> _WHAT YOU HAVE TO DO_:
Return the lines beginning at the one that contains "Extract all readable text from this page." and continuing to the end of the entries, including both ends, exactly as written and nothing else.

========================================================================

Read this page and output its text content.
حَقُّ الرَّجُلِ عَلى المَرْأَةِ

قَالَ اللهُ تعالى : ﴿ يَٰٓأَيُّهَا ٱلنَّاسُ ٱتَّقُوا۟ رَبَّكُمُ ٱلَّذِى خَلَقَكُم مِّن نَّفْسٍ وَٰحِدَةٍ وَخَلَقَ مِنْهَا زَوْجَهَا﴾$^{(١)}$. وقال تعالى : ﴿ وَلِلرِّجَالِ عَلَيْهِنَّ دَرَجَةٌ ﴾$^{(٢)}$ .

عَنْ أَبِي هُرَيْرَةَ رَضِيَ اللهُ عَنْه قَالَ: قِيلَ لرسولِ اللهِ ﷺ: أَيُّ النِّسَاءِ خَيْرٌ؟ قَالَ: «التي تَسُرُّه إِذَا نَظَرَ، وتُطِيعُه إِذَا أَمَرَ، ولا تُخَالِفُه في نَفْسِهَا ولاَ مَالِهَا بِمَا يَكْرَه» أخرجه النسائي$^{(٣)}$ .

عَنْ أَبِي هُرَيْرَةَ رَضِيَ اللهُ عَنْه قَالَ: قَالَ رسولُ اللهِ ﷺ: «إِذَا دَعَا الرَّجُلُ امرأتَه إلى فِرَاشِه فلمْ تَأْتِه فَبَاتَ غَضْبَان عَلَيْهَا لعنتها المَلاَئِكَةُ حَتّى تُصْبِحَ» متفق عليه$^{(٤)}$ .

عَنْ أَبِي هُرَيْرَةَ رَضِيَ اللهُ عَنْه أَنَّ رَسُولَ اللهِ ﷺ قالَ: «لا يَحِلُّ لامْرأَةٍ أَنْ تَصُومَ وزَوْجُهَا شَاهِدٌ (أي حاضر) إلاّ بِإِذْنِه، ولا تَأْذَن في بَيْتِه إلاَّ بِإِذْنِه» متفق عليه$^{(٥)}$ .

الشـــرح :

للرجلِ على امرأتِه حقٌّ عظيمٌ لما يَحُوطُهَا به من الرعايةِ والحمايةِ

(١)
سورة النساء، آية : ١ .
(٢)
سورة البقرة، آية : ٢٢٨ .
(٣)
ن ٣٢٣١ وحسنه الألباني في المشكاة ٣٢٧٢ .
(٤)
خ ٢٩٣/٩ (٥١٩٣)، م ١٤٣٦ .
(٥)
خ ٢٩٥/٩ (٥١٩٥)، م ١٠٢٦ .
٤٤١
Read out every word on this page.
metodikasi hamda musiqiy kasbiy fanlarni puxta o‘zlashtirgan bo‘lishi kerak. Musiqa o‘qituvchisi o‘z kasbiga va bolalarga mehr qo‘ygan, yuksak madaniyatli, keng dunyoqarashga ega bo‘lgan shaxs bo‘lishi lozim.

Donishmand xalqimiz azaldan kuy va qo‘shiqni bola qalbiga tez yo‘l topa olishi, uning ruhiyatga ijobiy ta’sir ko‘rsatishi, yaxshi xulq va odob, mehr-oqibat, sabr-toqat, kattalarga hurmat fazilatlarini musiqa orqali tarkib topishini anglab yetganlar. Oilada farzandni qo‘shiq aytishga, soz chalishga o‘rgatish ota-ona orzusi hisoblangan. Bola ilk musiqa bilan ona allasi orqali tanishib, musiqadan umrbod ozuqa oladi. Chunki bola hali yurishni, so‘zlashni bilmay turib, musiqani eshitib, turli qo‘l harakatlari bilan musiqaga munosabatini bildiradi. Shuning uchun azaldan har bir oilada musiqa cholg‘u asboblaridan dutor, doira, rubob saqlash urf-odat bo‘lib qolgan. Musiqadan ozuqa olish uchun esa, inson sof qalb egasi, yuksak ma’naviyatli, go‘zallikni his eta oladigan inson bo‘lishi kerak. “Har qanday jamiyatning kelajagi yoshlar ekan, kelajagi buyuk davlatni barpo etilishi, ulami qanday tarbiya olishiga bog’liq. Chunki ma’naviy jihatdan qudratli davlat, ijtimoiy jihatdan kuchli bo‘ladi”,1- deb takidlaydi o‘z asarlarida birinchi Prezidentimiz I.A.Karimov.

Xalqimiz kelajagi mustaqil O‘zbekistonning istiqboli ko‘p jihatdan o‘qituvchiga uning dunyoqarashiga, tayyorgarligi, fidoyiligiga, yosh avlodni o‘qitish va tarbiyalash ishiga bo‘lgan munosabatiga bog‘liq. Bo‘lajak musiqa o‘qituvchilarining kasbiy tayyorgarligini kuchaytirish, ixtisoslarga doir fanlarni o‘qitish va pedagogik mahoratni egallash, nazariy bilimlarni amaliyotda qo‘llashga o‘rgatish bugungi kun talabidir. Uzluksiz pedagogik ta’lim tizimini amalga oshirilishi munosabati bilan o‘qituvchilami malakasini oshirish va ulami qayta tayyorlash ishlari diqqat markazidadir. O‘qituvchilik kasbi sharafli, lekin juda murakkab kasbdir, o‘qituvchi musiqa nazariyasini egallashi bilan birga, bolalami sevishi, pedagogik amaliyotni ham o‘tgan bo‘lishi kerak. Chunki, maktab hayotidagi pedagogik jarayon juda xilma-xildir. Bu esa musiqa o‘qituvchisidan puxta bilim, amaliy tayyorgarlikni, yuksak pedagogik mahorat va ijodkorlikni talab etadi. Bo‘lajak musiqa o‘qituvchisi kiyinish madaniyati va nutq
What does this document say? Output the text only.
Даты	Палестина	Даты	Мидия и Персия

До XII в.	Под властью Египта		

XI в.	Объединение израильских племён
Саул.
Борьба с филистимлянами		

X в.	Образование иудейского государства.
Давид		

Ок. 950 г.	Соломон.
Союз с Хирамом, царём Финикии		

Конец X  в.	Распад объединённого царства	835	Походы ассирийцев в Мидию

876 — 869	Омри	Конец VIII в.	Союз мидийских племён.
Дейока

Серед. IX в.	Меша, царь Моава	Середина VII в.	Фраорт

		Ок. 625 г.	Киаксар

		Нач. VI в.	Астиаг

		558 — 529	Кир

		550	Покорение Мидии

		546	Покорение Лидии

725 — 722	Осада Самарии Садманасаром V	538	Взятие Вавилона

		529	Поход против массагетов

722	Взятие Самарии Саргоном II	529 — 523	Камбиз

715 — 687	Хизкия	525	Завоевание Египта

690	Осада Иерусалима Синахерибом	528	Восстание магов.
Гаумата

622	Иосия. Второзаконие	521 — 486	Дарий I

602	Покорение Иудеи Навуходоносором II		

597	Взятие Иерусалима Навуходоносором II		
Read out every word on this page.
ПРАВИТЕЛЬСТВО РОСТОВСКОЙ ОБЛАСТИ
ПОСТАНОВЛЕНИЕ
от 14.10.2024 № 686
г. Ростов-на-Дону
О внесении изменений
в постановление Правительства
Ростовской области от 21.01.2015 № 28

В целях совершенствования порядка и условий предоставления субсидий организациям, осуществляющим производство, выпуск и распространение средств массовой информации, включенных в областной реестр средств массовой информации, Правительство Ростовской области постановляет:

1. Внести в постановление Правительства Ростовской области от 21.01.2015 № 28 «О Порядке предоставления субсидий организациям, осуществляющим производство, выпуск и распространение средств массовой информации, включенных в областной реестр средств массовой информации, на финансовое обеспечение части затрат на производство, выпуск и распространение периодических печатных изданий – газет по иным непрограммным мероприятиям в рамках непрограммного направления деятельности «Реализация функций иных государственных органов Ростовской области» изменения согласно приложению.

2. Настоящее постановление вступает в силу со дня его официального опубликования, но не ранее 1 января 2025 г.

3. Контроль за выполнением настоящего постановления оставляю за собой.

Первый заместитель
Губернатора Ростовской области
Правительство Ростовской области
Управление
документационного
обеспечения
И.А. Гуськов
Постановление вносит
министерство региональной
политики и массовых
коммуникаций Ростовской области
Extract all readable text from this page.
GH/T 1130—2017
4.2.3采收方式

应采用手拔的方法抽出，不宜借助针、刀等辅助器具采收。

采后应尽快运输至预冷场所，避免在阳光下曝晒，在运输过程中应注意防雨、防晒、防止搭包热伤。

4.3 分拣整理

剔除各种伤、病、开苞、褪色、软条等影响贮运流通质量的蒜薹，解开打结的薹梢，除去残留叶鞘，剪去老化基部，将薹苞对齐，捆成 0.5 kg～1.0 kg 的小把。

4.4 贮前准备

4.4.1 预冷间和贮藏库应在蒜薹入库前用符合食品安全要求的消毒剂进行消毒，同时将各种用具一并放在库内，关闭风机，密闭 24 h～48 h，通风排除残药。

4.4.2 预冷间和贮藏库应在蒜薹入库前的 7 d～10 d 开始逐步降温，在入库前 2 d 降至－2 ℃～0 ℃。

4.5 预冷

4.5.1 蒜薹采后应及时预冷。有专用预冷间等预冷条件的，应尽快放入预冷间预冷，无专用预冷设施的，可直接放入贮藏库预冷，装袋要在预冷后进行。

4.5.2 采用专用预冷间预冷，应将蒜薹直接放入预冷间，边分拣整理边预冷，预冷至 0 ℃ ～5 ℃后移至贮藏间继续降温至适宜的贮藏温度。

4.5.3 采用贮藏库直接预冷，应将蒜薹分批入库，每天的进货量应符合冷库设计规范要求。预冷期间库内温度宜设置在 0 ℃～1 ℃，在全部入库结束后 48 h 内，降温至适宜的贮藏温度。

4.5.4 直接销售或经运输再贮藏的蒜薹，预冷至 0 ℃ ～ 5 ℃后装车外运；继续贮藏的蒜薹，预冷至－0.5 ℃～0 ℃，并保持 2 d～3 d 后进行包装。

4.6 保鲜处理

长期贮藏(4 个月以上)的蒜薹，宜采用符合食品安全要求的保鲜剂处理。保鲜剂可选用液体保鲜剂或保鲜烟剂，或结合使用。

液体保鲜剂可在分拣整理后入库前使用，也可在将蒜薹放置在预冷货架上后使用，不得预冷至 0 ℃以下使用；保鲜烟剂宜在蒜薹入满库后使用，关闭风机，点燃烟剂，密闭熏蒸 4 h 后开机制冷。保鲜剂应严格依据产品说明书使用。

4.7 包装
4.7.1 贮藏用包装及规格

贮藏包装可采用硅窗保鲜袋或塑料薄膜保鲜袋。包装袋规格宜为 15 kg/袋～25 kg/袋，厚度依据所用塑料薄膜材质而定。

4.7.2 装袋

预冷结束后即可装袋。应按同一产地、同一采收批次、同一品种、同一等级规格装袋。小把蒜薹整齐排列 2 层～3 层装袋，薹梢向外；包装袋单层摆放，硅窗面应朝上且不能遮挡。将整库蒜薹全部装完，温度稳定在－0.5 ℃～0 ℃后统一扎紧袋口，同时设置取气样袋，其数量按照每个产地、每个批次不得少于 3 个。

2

========================================================================

> _FINAL ANSWER_:
Extract all readable text from this page.
GH/T 1130—2017
4.2.3采收方式

应采用手拔的方法抽出，不宜借助针、刀等辅助器具采收。

采后应尽快运输至预冷场所，避免在阳光下曝晒，在运输过程中应注意防雨、防晒、防止搭包热伤。

4.3 分拣整理

剔除各种伤、病、开苞、褪色、软条等影响贮运流通质量的蒜薹，解开打结的薹梢，除去残留叶鞘，剪去老化基部，将薹苞对齐，捆成 0.5 kg～1.0 kg 的小把。

4.4 贮前准备

4.4.1 预冷间和贮藏库应在蒜薹入库前用符合食品安全要求的消毒剂进行消毒，同时将各种用具一并放在库内，关闭风机，密闭 24 h～48 h，通风排除残药。

4.4.2 预冷间和贮藏库应在蒜薹入库前的 7 d～10 d 开始逐步降温，在入库前 2 d 降至－2 ℃～0 ℃。

4.5 预冷

4.5.1 蒜薹采后应及时预冷。有专用预冷间等预冷条件的，应尽快放入预冷间预冷，无专用预冷设施的，可直接放入贮藏库预冷，装袋要在预冷后进行。

4.5.2 采用专用预冷间预冷，应将蒜薹直接放入预冷间，边分拣整理边预冷，预冷至 0 ℃ ～5 ℃后移至贮藏间继续降温至适宜的贮藏温度。

4.5.3 采用贮藏库直接预冷，应将蒜薹分批入库，每天的进货量应符合冷库设计规范要求。预冷期间库内温度宜设置在 0 ℃～1 ℃，在全部入库结束后 48 h 内，降温至适宜的贮藏温度。

4.5.4 直接销售或经运输再贮藏的蒜薹，预冷至 0 ℃ ～ 5 ℃后装车外运；继续贮藏的蒜薹，预冷至－0.5 ℃～0 ℃，并保持 2 d～3 d 后进行包装。

4.6 保鲜处理

长期贮藏(4 个月以上)的蒜薹，宜采用符合食品安全要求的保鲜剂处理。保鲜剂可选用液体保鲜剂或保鲜烟剂，或结合使用。

液体保鲜剂可在分拣整理后入库前使用，也可在将蒜薹放置在预冷货架上后使用，不得预冷至 0 ℃以下使用；保鲜烟剂宜在蒜薹入满库后使用，关闭风机，点燃烟剂，密闭熏蒸 4 h 后开机制冷。保鲜剂应严格依据产品说明书使用。

4.7 包装
4.7.1 贮藏用包装及规格

贮藏包装可采用硅窗保鲜袋或塑料薄膜保鲜袋。包装袋规格宜为 15 kg/袋～25 kg/袋，厚度依据所用塑料薄膜材质而定。

4.7.2 装袋

预冷结束后即可装袋。应按同一产地、同一采收批次、同一品种、同一等级规格装袋。小把蒜薹整齐排列 2 层～3 层装袋，薹梢向外；包装袋单层摆放，硅窗面应朝上且不能遮挡。将整库蒜薹全部装完，温度稳定在－0.5 ℃～0 ℃后统一扎紧袋口，同时设置取气样袋，其数量按照每个产地、每个批次不得少于 3 个。

2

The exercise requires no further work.